SET PROBLEM:
Lines holding the string "naturali" are the ones to copy from this listing.

GIVEN DATA:
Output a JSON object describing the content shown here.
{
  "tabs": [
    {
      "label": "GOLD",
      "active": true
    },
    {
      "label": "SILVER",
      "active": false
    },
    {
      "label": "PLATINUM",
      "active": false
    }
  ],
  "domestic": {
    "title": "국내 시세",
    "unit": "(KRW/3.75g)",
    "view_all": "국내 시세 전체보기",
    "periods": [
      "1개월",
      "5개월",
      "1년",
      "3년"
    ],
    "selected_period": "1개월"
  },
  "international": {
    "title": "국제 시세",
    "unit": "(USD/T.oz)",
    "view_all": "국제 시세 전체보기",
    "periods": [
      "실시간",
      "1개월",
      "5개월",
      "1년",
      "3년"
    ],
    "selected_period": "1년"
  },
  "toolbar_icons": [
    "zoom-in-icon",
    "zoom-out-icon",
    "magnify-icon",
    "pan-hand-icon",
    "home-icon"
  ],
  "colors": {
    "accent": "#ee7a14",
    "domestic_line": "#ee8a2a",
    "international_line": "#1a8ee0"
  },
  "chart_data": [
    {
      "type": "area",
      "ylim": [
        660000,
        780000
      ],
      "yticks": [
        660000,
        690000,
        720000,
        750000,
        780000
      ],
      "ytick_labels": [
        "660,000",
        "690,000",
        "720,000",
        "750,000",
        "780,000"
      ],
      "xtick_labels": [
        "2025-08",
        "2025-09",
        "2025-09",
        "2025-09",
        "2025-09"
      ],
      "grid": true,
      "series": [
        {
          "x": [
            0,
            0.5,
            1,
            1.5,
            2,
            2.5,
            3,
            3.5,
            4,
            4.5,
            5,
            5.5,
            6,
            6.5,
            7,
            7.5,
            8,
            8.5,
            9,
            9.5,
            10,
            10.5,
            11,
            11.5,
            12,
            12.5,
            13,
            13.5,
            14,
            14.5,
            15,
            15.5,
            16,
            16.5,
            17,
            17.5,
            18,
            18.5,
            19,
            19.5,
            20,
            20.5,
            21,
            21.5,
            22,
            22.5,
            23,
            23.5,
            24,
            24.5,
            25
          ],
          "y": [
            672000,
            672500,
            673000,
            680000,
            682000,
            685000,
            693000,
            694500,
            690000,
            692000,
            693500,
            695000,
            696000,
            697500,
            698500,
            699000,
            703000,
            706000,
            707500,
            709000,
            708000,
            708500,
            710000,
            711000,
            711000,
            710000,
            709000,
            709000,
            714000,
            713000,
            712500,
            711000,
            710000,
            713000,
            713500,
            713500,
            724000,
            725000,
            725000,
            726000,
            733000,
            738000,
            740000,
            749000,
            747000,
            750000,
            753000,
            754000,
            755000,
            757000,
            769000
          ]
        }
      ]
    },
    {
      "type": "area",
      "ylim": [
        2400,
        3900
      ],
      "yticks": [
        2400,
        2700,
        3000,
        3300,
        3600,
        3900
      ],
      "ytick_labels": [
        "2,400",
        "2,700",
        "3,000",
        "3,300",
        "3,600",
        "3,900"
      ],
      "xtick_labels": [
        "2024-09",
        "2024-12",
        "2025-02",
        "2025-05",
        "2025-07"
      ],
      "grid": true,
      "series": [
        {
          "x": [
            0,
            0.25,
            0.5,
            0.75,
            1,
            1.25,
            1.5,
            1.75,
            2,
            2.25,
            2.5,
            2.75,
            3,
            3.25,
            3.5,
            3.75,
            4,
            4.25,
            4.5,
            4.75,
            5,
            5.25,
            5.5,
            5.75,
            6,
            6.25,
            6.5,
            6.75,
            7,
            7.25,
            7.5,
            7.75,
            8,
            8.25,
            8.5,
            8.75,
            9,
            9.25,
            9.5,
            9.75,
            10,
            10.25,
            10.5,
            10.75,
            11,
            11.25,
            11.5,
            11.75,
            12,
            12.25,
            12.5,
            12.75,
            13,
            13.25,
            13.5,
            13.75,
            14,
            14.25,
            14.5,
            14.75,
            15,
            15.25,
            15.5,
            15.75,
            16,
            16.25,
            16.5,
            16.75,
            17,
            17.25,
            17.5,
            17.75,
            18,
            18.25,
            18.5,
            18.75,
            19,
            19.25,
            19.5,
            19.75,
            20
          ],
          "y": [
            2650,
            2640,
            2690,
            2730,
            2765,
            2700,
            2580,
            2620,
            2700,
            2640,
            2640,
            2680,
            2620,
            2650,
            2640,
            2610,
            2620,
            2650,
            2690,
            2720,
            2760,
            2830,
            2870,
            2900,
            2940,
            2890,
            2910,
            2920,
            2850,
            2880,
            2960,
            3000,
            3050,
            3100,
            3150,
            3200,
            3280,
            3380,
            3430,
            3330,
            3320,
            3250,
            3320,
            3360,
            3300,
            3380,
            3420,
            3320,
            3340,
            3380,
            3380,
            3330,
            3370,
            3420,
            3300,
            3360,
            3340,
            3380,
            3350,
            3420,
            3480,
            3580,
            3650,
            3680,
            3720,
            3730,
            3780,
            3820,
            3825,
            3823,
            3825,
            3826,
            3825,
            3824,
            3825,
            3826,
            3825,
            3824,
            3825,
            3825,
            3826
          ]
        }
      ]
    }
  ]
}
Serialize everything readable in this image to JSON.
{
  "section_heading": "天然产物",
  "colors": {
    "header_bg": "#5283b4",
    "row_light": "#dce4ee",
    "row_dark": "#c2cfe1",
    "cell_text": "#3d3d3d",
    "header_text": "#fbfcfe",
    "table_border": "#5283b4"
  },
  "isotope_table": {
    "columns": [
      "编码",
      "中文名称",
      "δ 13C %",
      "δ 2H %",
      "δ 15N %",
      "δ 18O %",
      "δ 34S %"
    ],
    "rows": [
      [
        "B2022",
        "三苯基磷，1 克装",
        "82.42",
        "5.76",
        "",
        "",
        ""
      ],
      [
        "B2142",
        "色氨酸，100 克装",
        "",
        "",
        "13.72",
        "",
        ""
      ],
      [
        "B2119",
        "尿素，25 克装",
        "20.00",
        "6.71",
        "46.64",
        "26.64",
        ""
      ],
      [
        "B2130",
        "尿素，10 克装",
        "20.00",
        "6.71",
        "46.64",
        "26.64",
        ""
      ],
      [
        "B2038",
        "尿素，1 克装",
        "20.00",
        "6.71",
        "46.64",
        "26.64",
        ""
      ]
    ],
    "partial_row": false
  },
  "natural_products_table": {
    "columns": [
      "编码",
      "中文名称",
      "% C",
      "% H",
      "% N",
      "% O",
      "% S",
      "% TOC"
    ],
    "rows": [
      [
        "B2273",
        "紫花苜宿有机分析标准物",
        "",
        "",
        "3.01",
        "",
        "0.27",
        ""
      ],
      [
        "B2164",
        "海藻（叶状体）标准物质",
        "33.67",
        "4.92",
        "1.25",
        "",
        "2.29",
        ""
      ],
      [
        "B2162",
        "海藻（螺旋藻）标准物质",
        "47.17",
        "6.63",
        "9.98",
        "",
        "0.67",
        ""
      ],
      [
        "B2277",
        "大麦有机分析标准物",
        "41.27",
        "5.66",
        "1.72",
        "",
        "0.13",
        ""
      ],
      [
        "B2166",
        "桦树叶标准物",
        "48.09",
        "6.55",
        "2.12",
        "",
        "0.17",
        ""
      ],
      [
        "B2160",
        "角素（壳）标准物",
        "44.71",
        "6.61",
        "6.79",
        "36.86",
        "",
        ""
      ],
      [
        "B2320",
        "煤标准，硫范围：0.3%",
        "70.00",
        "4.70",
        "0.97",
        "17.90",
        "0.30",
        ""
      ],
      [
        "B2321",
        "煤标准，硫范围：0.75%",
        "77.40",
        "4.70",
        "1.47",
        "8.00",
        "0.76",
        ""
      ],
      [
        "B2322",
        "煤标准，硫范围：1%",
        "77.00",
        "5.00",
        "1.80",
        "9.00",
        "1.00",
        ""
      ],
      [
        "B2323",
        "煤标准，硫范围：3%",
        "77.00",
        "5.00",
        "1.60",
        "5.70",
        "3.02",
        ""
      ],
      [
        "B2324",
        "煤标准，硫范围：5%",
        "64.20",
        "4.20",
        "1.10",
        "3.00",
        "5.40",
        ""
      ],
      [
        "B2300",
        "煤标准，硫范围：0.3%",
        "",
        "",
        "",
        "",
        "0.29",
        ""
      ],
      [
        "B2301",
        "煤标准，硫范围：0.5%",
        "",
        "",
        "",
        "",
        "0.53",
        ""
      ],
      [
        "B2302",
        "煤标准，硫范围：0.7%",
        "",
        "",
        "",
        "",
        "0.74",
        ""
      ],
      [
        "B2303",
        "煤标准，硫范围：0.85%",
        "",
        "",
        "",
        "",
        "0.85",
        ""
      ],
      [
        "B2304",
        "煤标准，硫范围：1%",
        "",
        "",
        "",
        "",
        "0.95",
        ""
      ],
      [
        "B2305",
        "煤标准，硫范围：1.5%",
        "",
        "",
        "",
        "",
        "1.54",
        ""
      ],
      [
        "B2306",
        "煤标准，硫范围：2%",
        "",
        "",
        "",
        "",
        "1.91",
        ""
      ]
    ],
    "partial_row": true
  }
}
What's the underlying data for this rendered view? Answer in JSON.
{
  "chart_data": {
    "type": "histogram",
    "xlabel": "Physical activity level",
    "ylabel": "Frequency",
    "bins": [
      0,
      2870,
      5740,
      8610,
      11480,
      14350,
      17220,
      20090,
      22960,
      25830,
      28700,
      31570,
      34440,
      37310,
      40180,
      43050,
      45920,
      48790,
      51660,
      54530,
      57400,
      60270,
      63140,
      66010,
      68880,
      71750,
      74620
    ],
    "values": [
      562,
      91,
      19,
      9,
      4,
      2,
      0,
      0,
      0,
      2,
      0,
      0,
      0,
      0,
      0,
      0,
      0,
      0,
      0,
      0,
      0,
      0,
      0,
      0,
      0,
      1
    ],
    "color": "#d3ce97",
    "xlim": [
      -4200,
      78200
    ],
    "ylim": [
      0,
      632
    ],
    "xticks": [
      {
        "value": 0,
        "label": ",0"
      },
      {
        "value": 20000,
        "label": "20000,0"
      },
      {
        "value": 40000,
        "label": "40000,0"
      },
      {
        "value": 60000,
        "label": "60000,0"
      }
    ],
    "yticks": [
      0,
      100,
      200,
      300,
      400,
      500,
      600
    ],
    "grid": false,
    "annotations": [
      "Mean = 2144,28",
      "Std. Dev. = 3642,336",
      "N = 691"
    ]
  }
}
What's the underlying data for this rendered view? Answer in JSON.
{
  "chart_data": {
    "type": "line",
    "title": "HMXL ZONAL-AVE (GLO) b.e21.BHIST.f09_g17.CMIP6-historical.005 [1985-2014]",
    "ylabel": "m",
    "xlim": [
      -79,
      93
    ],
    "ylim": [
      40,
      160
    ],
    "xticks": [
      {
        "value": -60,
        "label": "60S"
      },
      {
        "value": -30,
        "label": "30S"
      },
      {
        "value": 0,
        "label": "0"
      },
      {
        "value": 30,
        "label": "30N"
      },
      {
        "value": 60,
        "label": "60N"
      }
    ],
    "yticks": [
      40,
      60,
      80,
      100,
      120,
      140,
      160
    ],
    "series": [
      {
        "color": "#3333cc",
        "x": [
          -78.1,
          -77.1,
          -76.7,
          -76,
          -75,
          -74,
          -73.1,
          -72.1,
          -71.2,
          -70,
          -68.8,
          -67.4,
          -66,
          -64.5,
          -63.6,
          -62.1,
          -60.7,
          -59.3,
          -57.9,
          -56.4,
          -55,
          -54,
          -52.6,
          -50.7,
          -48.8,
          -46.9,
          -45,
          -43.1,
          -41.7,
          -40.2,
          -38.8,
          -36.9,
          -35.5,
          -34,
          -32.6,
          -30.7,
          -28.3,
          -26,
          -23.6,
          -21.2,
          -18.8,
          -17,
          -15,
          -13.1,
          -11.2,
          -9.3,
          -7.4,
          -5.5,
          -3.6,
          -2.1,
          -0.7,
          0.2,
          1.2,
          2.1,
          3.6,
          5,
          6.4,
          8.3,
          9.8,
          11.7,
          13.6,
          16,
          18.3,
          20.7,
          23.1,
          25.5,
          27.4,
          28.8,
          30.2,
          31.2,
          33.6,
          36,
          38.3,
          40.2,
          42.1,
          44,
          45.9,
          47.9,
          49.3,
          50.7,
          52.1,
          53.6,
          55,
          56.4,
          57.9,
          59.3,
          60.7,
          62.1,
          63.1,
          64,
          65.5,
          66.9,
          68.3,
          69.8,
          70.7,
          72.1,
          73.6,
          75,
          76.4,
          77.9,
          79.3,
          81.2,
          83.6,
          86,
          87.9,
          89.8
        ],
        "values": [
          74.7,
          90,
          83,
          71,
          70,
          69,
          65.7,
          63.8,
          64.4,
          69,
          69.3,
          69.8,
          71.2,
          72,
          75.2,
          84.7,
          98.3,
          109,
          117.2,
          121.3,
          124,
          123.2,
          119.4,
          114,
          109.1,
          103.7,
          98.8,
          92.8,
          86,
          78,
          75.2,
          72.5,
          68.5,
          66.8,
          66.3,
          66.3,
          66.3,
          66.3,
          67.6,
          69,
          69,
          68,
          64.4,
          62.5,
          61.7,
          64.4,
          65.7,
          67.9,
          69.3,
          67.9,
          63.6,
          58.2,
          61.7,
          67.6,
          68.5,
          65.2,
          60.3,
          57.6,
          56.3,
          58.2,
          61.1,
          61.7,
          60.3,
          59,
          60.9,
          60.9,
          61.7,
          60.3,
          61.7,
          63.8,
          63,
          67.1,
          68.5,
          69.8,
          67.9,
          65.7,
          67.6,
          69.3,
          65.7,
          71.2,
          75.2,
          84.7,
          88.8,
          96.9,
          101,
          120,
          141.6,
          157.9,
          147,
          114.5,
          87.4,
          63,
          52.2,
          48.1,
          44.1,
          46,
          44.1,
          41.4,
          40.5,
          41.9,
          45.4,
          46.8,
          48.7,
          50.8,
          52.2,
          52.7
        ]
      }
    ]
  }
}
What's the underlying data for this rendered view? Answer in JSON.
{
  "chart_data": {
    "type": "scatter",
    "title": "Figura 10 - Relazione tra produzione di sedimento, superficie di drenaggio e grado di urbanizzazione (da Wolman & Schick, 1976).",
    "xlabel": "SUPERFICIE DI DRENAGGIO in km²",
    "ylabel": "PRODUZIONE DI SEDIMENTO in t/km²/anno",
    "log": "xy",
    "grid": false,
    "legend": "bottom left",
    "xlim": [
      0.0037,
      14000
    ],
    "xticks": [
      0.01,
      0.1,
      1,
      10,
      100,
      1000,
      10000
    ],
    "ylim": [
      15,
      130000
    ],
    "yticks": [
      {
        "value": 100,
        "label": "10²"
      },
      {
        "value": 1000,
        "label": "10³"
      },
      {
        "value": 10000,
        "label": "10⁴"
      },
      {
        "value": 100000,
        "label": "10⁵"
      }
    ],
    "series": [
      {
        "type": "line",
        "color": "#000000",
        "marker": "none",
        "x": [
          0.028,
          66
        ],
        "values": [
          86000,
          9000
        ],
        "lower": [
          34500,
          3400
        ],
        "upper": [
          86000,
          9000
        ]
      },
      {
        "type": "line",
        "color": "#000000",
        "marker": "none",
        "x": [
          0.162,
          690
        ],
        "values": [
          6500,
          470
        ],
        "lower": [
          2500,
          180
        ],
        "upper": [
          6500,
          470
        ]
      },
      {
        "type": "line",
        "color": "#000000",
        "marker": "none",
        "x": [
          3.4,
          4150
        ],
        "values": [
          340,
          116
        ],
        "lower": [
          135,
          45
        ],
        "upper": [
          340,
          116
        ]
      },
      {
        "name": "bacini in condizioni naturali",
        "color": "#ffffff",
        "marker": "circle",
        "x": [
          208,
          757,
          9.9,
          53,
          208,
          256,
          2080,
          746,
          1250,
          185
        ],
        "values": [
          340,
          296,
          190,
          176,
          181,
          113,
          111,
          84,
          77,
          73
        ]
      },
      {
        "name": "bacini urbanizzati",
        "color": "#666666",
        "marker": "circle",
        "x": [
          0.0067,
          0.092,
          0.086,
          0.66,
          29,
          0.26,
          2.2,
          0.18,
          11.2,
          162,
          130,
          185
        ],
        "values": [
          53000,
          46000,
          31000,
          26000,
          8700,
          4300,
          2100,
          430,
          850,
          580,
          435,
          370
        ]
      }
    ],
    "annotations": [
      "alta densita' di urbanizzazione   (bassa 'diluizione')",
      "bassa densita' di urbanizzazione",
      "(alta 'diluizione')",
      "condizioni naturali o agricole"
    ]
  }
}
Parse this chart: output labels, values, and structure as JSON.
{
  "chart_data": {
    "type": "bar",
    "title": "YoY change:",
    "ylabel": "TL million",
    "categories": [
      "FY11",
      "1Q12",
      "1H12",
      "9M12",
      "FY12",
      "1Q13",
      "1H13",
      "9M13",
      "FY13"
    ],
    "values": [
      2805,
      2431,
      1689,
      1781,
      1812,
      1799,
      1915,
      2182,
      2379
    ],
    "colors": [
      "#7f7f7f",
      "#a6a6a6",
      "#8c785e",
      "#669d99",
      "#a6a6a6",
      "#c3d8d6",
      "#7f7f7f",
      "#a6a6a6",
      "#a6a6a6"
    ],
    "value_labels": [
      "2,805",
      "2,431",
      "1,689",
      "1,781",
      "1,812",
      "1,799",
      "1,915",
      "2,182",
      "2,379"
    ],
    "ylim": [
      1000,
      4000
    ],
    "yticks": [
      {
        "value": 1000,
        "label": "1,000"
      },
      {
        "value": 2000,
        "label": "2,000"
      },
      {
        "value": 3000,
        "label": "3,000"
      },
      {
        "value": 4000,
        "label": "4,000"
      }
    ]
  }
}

EXERCISE RESULT:
        "name": "bacini in condizioni naturali",
      "condizioni naturali o agricole"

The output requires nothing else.